### PROMPT
Exclude the pictures and reproduce the remaining data exactly as written.

(Recorded data)
○ ○ ○ ○ ○ ○ ○
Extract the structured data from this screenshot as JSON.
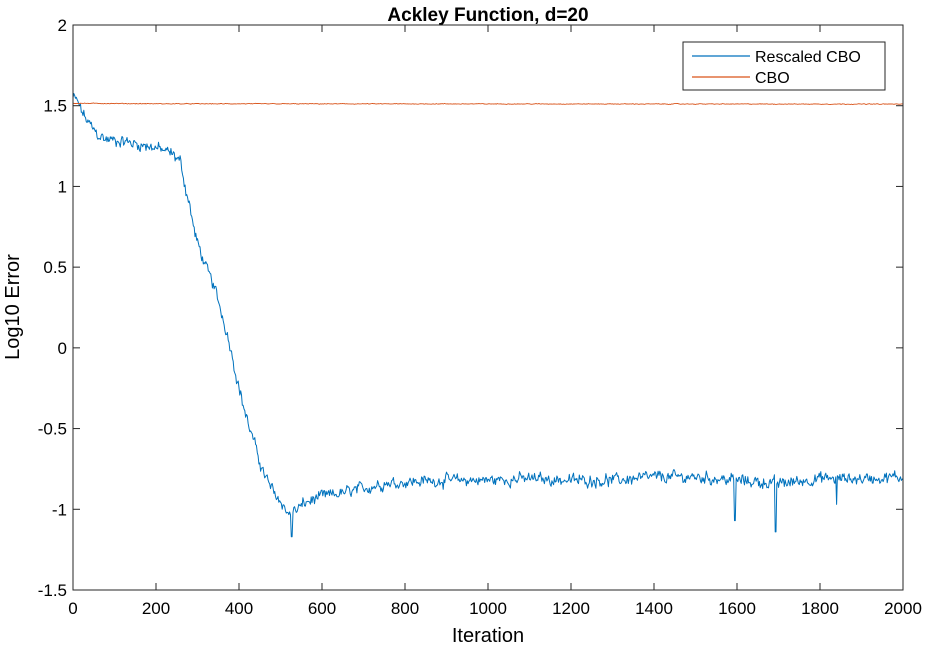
{
  "chart_data": {
    "type": "line",
    "title": "Ackley Function, d=20",
    "xlabel": "Iteration",
    "ylabel": "Log10 Error",
    "xlim": [
      0,
      2000
    ],
    "ylim": [
      -1.5,
      2
    ],
    "xticks": [
      0,
      200,
      400,
      600,
      800,
      1000,
      1200,
      1400,
      1600,
      1800,
      2000
    ],
    "yticks": [
      -1.5,
      -1,
      -0.5,
      0,
      0.5,
      1,
      1.5,
      2
    ],
    "ytick_labels": [
      "-1.5",
      "-1",
      "-0.5",
      "0",
      "0.5",
      "1",
      "1.5",
      "2"
    ],
    "grid": false,
    "legend_position": "top-right",
    "series": [
      {
        "name": "Rescaled CBO",
        "color": "#0072BD",
        "noise": 0.05,
        "anchors": [
          [
            0,
            1.55
          ],
          [
            10,
            1.53
          ],
          [
            20,
            1.47
          ],
          [
            35,
            1.4
          ],
          [
            60,
            1.32
          ],
          [
            80,
            1.29
          ],
          [
            120,
            1.28
          ],
          [
            160,
            1.26
          ],
          [
            200,
            1.24
          ],
          [
            240,
            1.2
          ],
          [
            260,
            1.15
          ],
          [
            270,
            1.0
          ],
          [
            280,
            0.9
          ],
          [
            290,
            0.75
          ],
          [
            300,
            0.65
          ],
          [
            320,
            0.5
          ],
          [
            340,
            0.38
          ],
          [
            360,
            0.2
          ],
          [
            380,
            0.0
          ],
          [
            400,
            -0.25
          ],
          [
            420,
            -0.45
          ],
          [
            440,
            -0.62
          ],
          [
            460,
            -0.78
          ],
          [
            480,
            -0.88
          ],
          [
            500,
            -0.95
          ],
          [
            520,
            -1.03
          ],
          [
            540,
            -1.0
          ],
          [
            560,
            -0.96
          ],
          [
            600,
            -0.92
          ],
          [
            650,
            -0.9
          ],
          [
            700,
            -0.87
          ],
          [
            750,
            -0.84
          ],
          [
            800,
            -0.83
          ],
          [
            900,
            -0.82
          ],
          [
            1000,
            -0.82
          ],
          [
            1100,
            -0.81
          ],
          [
            1200,
            -0.82
          ],
          [
            1300,
            -0.82
          ],
          [
            1400,
            -0.8
          ],
          [
            1500,
            -0.8
          ],
          [
            1600,
            -0.82
          ],
          [
            1700,
            -0.84
          ],
          [
            1800,
            -0.81
          ],
          [
            1900,
            -0.81
          ],
          [
            2000,
            -0.8
          ]
        ],
        "dips": [
          [
            527,
            -1.17
          ],
          [
            1693,
            -1.14
          ],
          [
            1595,
            -1.07
          ],
          [
            1840,
            -0.97
          ]
        ]
      },
      {
        "name": "CBO",
        "color": "#D95319",
        "noise": 0.003,
        "anchors": [
          [
            0,
            1.515
          ],
          [
            200,
            1.512
          ],
          [
            2000,
            1.51
          ]
        ],
        "dips": []
      }
    ]
  }
}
○ ○ ○ ○ ○ ○ ○
### FULL ANSWER
Extract the structured data from this screenshot as JSON.
{
  "chart_data": {
    "type": "line",
    "title": "Ackley Function, d=20",
    "xlabel": "Iteration",
    "ylabel": "Log10 Error",
    "xlim": [
      0,
      2000
    ],
    "ylim": [
      -1.5,
      2
    ],
    "xticks": [
      0,
      200,
      400,
      600,
      800,
      1000,
      1200,
      1400,
      1600,
      1800,
      2000
    ],
    "yticks": [
      -1.5,
      -1,
      -0.5,
      0,
      0.5,
      1,
      1.5,
      2
    ],
    "ytick_labels": [
      "-1.5",
      "-1",
      "-0.5",
      "0",
      "0.5",
      "1",
      "1.5",
      "2"
    ],
    "grid": false,
    "legend_position": "top-right",
    "series": [
      {
        "name": "Rescaled CBO",
        "color": "#0072BD",
        "noise": 0.05,
        "anchors": [
          [
            0,
            1.55
          ],
          [
            10,
            1.53
          ],
          [
            20,
            1.47
          ],
          [
            35,
            1.4
          ],
          [
            60,
            1.32
          ],
          [
            80,
            1.29
          ],
          [
            120,
            1.28
          ],
          [
            160,
            1.26
          ],
          [
            200,
            1.24
          ],
          [
            240,
            1.2
          ],
          [
            260,
            1.15
          ],
          [
            270,
            1.0
          ],
          [
            280,
            0.9
          ],
          [
            290,
            0.75
          ],
          [
            300,
            0.65
          ],
          [
            320,
            0.5
          ],
          [
            340,
            0.38
          ],
          [
            360,
            0.2
          ],
          [
            380,
            0.0
          ],
          [
            400,
            -0.25
          ],
          [
            420,
            -0.45
          ],
          [
            440,
            -0.62
          ],
          [
            460,
            -0.78
          ],
          [
            480,
            -0.88
          ],
          [
            500,
            -0.95
          ],
          [
            520,
            -1.03
          ],
          [
            540,
            -1.0
          ],
          [
            560,
            -0.96
          ],
          [
            600,
            -0.92
          ],
          [
            650,
            -0.9
          ],
          [
            700,
            -0.87
          ],
          [
            750,
            -0.84
          ],
          [
            800,
            -0.83
          ],
          [
            900,
            -0.82
          ],
          [
            1000,
            -0.82
          ],
          [
            1100,
            -0.81
          ],
          [
            1200,
            -0.82
          ],
          [
            1300,
            -0.82
          ],
          [
            1400,
            -0.8
          ],
          [
            1500,
            -0.8
          ],
          [
            1600,
            -0.82
          ],
          [
            1700,
            -0.84
          ],
          [
            1800,
            -0.81
          ],
          [
            1900,
            -0.81
          ],
          [
            2000,
            -0.8
          ]
        ],
        "dips": [
          [
            527,
            -1.17
          ],
          [
            1693,
            -1.14
          ],
          [
            1595,
            -1.07
          ],
          [
            1840,
            -0.97
          ]
        ]
      },
      {
        "name": "CBO",
        "color": "#D95319",
        "noise": 0.003,
        "anchors": [
          [
            0,
            1.515
          ],
          [
            200,
            1.512
          ],
          [
            2000,
            1.51
          ]
        ],
        "dips": []
      }
    ]
  }
}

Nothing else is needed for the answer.